Directions: Give every entry again, unchanged, and leave its images out.

Provided information:
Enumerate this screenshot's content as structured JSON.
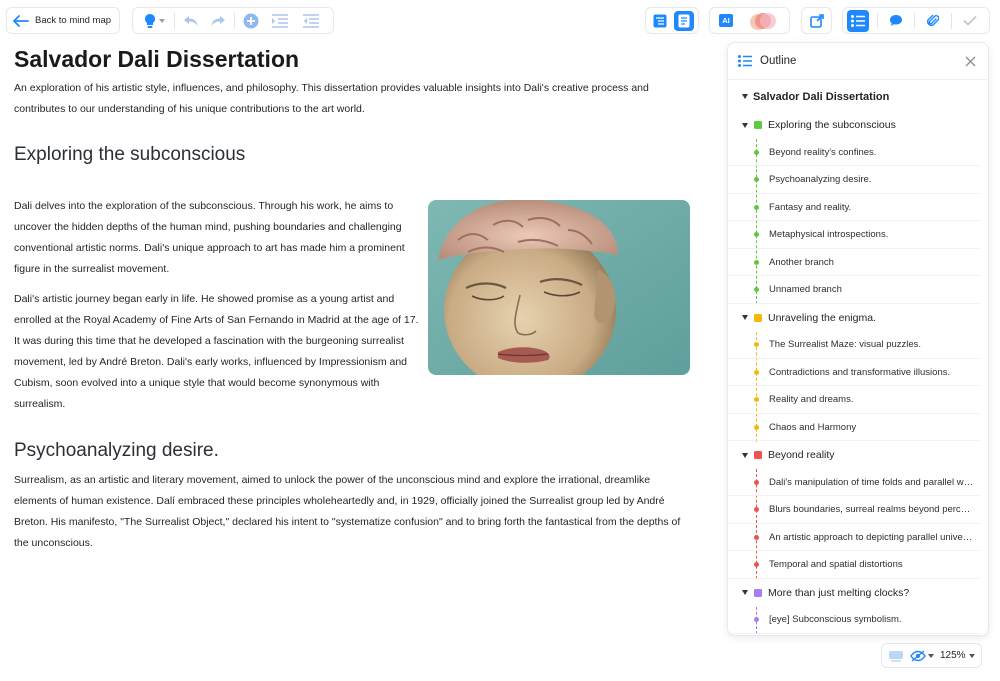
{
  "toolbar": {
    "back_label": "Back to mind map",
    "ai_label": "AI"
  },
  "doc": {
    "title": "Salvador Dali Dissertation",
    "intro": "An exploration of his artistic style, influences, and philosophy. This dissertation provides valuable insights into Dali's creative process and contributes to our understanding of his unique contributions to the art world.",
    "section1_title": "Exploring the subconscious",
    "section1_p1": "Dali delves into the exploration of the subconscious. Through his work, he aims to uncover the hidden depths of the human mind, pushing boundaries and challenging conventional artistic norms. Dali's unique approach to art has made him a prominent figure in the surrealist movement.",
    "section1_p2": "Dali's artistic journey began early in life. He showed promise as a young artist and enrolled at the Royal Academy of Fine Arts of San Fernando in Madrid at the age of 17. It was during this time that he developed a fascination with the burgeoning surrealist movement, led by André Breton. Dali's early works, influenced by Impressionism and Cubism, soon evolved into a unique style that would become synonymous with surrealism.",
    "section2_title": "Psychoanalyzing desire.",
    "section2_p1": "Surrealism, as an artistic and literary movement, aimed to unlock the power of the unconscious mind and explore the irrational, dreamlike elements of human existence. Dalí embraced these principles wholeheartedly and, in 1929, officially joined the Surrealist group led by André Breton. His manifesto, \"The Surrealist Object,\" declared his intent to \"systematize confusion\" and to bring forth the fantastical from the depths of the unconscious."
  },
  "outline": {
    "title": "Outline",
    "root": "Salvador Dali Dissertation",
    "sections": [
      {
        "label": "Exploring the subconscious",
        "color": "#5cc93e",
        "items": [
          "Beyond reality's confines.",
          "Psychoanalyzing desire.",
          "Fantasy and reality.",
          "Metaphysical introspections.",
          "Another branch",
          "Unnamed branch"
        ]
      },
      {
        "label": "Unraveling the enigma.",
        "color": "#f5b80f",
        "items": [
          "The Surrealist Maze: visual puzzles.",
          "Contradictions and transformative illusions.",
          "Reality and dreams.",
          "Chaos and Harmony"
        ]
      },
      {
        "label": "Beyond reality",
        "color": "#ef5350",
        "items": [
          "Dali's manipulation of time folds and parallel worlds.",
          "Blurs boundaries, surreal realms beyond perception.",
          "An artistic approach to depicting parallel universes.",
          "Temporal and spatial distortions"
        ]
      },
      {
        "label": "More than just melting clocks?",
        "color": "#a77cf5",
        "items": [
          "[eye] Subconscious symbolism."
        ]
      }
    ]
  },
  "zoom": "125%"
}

Task response:
Enumerate this screenshot's content as structured JSON.
{
  "toolbar": {
    "back_label": "Back to mind map",
    "ai_label": "AI"
  },
  "doc": {
    "title": "Salvador Dali Dissertation",
    "intro": "An exploration of his artistic style, influences, and philosophy. This dissertation provides valuable insights into Dali's creative process and contributes to our understanding of his unique contributions to the art world.",
    "section1_title": "Exploring the subconscious",
    "section1_p1": "Dali delves into the exploration of the subconscious. Through his work, he aims to uncover the hidden depths of the human mind, pushing boundaries and challenging conventional artistic norms. Dali's unique approach to art has made him a prominent figure in the surrealist movement.",
    "section1_p2": "Dali's artistic journey began early in life. He showed promise as a young artist and enrolled at the Royal Academy of Fine Arts of San Fernando in Madrid at the age of 17. It was during this time that he developed a fascination with the burgeoning surrealist movement, led by André Breton. Dali's early works, influenced by Impressionism and Cubism, soon evolved into a unique style that would become synonymous with surrealism.",
    "section2_title": "Psychoanalyzing desire.",
    "section2_p1": "Surrealism, as an artistic and literary movement, aimed to unlock the power of the unconscious mind and explore the irrational, dreamlike elements of human existence. Dalí embraced these principles wholeheartedly and, in 1929, officially joined the Surrealist group led by André Breton. His manifesto, \"The Surrealist Object,\" declared his intent to \"systematize confusion\" and to bring forth the fantastical from the depths of the unconscious."
  },
  "outline": {
    "title": "Outline",
    "root": "Salvador Dali Dissertation",
    "sections": [
      {
        "label": "Exploring the subconscious",
        "color": "#5cc93e",
        "items": [
          "Beyond reality's confines.",
          "Psychoanalyzing desire.",
          "Fantasy and reality.",
          "Metaphysical introspections.",
          "Another branch",
          "Unnamed branch"
        ]
      },
      {
        "label": "Unraveling the enigma.",
        "color": "#f5b80f",
        "items": [
          "The Surrealist Maze: visual puzzles.",
          "Contradictions and transformative illusions.",
          "Reality and dreams.",
          "Chaos and Harmony"
        ]
      },
      {
        "label": "Beyond reality",
        "color": "#ef5350",
        "items": [
          "Dali's manipulation of time folds and parallel worlds.",
          "Blurs boundaries, surreal realms beyond perception.",
          "An artistic approach to depicting parallel universes.",
          "Temporal and spatial distortions"
        ]
      },
      {
        "label": "More than just melting clocks?",
        "color": "#a77cf5",
        "items": [
          "[eye] Subconscious symbolism."
        ]
      }
    ]
  },
  "zoom": "125%"
}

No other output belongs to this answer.